Materials provided:

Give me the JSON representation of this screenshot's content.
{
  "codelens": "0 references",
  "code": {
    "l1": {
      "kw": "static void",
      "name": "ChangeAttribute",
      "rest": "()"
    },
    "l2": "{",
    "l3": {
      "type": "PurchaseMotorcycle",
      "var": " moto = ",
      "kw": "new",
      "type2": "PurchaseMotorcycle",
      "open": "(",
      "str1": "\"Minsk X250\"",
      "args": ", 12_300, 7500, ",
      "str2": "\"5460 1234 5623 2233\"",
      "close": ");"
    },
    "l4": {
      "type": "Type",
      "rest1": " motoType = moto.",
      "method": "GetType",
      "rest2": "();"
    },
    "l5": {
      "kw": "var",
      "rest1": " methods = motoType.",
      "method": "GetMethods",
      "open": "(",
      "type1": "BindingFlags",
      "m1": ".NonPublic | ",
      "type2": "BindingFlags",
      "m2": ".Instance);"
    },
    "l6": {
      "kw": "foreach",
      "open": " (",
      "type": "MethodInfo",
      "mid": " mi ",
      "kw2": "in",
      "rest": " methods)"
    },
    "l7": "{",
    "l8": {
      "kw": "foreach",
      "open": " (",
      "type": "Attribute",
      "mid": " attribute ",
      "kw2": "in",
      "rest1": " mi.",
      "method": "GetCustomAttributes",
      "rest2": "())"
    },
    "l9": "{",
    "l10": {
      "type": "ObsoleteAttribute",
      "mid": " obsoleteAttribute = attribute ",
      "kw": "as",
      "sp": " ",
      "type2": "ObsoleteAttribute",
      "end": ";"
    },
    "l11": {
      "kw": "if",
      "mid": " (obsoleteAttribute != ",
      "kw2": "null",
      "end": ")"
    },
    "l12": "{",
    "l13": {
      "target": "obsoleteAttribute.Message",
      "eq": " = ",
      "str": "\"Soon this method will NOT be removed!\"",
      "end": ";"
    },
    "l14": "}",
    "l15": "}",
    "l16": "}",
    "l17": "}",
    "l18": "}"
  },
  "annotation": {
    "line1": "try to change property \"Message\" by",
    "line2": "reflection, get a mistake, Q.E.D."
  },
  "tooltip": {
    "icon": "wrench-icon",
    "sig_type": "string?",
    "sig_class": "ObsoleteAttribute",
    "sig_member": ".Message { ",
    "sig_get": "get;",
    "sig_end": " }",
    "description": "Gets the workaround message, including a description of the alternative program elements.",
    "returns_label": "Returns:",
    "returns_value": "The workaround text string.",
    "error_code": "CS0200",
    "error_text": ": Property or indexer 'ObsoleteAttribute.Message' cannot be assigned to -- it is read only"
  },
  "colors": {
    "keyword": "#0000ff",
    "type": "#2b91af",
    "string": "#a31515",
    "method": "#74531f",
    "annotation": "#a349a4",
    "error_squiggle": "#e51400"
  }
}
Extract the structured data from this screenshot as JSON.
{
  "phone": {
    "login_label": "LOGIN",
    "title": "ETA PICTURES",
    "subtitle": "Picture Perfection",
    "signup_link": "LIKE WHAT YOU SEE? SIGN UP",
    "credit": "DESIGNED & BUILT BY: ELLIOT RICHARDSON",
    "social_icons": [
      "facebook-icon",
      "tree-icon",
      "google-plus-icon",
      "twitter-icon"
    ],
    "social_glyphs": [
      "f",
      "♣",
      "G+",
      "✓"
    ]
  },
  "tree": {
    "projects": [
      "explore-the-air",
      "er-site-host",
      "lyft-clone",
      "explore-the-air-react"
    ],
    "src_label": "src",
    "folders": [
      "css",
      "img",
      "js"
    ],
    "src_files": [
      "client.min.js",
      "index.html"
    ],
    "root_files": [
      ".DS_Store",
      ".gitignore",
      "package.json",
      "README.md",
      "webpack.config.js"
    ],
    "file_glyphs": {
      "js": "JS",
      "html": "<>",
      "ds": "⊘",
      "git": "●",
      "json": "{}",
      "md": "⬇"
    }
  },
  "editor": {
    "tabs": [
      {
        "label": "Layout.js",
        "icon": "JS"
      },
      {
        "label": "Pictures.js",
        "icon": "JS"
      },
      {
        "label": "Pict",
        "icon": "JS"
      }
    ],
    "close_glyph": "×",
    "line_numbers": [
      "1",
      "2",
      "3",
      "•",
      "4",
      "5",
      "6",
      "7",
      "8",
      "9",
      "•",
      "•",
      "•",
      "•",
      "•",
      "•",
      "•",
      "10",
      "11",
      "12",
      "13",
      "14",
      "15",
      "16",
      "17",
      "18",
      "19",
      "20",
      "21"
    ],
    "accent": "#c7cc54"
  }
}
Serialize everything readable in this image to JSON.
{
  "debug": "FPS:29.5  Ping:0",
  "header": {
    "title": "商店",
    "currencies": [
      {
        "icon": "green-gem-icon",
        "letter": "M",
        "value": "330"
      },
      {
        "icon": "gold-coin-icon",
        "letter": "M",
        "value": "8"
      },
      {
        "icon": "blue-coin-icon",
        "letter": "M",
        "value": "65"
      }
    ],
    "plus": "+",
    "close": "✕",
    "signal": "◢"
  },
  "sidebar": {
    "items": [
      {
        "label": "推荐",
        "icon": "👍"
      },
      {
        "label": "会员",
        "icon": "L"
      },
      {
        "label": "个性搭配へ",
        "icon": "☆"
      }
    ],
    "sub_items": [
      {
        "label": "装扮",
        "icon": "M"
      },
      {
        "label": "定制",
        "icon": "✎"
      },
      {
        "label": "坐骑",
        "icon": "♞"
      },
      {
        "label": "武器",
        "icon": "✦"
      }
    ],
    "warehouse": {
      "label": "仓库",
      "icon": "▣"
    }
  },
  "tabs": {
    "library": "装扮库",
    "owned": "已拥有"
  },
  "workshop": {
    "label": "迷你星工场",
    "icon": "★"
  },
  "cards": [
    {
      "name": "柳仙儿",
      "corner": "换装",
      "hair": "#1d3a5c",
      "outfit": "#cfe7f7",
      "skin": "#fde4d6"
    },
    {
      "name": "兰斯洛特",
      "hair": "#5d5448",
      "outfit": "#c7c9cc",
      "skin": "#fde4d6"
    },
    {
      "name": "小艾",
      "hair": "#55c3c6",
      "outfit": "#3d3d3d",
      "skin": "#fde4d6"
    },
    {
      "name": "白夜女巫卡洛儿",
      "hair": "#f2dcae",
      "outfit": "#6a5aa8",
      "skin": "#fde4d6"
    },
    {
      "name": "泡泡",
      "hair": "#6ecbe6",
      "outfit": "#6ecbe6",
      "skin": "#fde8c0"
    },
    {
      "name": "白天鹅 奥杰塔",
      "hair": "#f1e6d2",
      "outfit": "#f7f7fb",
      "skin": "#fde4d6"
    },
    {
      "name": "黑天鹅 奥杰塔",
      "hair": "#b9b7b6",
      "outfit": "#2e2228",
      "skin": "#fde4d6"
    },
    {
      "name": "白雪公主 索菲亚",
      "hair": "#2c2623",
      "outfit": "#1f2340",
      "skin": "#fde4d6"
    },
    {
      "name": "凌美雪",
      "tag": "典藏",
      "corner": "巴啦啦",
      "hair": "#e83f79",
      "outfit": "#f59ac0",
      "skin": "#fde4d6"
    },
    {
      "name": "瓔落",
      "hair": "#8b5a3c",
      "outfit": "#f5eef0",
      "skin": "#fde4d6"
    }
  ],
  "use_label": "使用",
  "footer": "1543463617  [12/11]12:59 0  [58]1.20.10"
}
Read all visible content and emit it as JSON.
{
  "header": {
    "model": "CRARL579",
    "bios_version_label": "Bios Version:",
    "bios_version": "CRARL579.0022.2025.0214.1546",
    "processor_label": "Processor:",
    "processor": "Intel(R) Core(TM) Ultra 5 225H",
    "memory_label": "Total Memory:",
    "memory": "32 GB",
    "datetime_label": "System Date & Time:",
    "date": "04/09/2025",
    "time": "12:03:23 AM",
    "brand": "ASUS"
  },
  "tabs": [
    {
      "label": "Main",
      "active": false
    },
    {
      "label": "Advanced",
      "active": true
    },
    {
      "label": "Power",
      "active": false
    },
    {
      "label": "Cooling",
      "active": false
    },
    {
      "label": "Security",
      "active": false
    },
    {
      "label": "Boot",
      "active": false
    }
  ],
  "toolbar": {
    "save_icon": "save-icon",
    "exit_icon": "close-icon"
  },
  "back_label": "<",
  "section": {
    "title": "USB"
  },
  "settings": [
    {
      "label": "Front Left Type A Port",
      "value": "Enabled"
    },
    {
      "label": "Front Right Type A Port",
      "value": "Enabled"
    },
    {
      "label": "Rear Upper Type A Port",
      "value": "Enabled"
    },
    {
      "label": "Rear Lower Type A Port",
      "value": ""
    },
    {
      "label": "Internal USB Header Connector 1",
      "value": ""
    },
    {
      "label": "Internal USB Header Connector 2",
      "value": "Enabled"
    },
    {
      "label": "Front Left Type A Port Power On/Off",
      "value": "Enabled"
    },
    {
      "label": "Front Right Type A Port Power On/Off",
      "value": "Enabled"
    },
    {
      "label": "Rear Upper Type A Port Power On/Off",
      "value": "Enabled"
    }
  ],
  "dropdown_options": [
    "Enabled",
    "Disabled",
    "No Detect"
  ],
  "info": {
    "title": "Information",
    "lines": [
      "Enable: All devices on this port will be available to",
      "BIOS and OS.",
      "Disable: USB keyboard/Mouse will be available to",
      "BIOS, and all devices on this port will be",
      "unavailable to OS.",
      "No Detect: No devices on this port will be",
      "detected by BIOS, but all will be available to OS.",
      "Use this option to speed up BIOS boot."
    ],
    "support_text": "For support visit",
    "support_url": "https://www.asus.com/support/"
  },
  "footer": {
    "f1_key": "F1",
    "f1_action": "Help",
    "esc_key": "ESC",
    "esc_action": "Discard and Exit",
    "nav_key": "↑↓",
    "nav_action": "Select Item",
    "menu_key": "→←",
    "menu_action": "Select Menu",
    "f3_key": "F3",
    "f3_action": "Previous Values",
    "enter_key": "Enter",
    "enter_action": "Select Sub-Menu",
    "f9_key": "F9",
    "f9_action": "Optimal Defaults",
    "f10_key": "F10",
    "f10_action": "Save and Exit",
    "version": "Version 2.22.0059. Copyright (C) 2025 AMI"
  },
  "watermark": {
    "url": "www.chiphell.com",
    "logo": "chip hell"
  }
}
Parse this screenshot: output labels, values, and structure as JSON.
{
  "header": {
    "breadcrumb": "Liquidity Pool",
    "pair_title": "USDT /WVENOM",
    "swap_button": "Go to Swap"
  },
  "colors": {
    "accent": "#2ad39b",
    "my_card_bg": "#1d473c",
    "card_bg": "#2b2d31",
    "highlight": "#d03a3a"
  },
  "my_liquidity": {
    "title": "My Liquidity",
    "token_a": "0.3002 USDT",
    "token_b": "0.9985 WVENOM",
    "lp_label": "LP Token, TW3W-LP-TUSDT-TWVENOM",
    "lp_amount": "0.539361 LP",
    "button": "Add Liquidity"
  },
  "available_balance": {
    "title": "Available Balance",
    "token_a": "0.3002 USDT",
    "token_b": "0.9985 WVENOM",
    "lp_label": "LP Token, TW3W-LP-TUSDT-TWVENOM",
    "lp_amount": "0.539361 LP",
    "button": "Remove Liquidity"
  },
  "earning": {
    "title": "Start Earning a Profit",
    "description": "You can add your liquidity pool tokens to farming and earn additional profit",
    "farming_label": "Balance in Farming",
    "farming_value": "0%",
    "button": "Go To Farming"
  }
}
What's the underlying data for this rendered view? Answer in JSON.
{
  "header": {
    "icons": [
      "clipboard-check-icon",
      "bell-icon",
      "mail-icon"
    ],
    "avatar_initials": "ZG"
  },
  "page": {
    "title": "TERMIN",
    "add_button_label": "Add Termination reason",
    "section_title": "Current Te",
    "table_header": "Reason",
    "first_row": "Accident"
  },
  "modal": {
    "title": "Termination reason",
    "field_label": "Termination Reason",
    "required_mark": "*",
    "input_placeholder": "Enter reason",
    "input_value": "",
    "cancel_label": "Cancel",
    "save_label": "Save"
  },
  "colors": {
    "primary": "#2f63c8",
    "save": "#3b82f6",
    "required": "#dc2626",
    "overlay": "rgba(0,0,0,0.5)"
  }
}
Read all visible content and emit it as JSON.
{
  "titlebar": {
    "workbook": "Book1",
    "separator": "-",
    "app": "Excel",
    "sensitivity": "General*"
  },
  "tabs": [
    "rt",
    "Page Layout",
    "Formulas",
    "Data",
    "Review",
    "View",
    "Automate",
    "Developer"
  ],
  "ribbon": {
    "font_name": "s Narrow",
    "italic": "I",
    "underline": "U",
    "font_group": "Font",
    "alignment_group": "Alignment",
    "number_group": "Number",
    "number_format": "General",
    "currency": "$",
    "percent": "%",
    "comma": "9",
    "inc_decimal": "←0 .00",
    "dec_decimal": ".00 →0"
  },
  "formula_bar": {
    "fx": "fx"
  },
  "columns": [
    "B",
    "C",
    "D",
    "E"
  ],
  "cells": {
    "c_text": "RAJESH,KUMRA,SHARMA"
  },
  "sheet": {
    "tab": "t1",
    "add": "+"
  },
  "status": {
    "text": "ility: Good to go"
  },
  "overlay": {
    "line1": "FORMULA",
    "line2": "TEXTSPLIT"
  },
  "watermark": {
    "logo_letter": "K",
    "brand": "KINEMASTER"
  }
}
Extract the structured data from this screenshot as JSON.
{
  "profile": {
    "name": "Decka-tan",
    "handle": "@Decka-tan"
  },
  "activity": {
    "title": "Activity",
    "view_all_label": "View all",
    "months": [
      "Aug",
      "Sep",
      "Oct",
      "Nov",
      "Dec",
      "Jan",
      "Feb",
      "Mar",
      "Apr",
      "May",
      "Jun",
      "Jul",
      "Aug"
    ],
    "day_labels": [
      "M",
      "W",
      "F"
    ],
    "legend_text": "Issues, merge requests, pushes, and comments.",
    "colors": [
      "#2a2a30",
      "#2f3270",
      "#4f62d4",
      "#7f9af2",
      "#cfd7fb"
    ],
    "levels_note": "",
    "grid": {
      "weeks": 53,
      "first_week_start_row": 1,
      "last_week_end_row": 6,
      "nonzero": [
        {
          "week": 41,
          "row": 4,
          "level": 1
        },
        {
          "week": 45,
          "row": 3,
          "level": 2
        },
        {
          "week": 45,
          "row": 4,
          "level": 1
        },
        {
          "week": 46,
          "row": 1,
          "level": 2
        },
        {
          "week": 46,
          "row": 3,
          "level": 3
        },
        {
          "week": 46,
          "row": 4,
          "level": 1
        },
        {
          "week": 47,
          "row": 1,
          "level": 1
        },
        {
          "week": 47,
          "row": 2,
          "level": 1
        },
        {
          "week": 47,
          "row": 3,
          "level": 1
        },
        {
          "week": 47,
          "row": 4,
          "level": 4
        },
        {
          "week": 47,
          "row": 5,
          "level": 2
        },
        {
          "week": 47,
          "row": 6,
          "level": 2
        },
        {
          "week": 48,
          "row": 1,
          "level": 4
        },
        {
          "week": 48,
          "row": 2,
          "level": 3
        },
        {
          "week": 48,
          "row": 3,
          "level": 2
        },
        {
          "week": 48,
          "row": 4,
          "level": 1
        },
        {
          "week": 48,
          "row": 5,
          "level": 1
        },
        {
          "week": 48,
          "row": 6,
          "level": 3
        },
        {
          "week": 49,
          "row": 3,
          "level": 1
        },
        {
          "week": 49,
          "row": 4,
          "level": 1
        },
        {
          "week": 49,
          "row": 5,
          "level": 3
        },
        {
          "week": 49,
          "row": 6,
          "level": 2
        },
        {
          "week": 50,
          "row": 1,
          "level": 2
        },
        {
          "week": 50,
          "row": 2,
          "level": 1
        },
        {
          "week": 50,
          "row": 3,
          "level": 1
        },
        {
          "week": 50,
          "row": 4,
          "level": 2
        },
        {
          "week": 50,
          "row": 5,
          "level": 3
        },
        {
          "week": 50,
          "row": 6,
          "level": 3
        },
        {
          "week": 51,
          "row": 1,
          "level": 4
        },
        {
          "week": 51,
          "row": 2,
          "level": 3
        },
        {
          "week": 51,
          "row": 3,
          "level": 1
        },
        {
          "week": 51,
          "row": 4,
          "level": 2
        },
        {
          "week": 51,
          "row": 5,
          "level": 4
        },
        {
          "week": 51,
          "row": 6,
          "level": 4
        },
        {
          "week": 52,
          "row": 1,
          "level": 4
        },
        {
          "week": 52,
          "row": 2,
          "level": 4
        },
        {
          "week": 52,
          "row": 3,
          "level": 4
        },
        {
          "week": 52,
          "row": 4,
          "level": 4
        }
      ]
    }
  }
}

Your instructions: Each line above that includes "Front" should be shown.

Expected answer:
      "label": "Front Left Type A Port",
      "label": "Front Right Type A Port",
      "label": "Front Left Type A Port Power On/Off",
      "label": "Front Right Type A Port Power On/Off",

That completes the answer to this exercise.